Data excerpts
/---
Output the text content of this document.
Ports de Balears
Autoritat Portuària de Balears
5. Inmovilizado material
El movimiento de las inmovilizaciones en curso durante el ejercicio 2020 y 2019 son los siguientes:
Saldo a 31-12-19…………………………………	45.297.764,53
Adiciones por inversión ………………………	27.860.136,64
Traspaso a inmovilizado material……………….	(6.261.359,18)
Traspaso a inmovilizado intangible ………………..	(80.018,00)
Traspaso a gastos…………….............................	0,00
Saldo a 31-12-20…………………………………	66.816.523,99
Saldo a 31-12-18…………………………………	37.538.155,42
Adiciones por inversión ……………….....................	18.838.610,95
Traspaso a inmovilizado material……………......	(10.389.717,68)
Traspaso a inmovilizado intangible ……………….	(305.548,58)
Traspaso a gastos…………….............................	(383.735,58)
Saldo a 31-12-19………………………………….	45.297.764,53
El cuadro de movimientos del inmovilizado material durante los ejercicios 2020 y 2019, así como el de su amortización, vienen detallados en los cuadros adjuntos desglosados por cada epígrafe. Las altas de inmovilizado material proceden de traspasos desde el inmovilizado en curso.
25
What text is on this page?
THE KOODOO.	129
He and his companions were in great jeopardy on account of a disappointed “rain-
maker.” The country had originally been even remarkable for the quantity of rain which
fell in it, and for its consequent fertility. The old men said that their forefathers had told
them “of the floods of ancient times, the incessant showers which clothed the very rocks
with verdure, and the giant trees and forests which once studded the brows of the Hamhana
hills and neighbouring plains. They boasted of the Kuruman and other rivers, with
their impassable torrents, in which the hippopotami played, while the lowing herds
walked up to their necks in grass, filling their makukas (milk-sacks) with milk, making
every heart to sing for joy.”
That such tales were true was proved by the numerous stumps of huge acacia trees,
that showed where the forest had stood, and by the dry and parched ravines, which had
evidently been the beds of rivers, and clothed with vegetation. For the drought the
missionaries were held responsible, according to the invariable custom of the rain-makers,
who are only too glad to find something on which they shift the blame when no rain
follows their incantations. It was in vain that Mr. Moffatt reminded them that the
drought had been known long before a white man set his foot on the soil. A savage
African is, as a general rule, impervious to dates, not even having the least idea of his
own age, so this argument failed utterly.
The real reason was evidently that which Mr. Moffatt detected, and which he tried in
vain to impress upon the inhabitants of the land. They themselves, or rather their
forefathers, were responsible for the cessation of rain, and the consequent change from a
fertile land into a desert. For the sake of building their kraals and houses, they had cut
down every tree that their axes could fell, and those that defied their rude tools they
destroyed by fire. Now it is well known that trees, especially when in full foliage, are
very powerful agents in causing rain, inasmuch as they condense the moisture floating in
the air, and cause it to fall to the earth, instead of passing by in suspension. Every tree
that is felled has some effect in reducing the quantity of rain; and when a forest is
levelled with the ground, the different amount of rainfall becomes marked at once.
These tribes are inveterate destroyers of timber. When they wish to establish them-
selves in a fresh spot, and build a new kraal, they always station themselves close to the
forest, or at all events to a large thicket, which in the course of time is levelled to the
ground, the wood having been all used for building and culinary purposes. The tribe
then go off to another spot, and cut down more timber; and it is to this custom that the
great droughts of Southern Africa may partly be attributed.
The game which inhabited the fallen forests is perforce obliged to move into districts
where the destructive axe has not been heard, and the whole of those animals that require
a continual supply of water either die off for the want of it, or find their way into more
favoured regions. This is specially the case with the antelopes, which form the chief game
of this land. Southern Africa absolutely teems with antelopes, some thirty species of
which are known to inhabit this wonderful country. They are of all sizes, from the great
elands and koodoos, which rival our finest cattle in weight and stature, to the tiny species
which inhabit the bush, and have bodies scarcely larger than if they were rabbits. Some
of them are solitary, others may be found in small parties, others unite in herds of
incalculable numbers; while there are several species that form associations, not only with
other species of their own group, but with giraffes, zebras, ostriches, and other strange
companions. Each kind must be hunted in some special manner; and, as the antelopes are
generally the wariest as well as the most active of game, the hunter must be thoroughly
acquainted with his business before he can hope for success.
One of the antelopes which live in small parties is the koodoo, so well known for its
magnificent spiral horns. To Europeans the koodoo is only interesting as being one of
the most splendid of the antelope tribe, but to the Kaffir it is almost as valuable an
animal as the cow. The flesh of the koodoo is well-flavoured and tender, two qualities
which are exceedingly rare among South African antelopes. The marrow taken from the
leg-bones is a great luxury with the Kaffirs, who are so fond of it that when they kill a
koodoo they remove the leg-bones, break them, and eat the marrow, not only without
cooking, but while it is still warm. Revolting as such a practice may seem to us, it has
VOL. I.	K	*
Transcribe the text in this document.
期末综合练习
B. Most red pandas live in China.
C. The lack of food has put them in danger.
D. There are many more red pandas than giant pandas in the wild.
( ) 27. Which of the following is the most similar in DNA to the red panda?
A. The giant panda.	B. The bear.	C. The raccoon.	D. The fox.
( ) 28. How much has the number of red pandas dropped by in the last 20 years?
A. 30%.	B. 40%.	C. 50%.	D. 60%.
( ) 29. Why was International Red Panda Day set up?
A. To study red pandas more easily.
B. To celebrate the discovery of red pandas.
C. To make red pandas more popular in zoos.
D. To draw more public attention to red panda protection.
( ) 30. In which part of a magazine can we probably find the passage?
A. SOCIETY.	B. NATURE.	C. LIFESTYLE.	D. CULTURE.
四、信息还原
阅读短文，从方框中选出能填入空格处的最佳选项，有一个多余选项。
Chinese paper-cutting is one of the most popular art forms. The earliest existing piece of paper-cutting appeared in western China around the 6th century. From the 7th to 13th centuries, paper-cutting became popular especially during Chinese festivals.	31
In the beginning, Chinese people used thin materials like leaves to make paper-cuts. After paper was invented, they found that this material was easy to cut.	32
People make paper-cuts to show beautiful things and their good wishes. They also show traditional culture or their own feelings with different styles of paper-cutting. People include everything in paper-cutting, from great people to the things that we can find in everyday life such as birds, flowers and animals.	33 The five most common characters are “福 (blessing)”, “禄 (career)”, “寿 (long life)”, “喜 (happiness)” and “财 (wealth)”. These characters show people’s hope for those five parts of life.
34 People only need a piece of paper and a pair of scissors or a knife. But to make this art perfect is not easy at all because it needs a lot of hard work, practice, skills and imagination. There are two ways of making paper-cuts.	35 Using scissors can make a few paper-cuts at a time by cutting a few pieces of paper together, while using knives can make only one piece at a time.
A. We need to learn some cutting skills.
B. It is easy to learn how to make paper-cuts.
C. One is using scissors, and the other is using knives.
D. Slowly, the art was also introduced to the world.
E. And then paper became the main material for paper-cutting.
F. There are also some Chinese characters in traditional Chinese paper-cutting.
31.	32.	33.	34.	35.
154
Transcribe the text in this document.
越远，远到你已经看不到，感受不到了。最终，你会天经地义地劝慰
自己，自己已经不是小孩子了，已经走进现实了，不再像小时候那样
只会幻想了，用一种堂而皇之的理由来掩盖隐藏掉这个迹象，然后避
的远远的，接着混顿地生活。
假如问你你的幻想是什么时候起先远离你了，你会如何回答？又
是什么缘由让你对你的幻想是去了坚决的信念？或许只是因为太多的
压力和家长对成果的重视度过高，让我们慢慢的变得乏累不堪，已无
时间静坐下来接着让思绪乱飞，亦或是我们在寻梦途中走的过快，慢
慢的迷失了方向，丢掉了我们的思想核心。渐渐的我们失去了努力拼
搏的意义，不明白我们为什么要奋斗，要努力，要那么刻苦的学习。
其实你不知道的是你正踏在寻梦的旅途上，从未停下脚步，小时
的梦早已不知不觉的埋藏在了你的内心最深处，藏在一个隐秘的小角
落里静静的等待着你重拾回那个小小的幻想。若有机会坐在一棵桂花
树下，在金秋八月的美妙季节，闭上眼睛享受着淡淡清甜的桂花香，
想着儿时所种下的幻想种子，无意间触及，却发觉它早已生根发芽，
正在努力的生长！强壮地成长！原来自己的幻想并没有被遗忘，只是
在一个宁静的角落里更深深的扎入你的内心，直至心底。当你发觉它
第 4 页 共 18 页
\---
Stated exercise
Copy each line from the data above that includes "companions".

Task output
He and his companions were in great jeopardy on account of a disappointed “rain-
companions. Each kind must be hunted in some special manner; and, as the antelopes are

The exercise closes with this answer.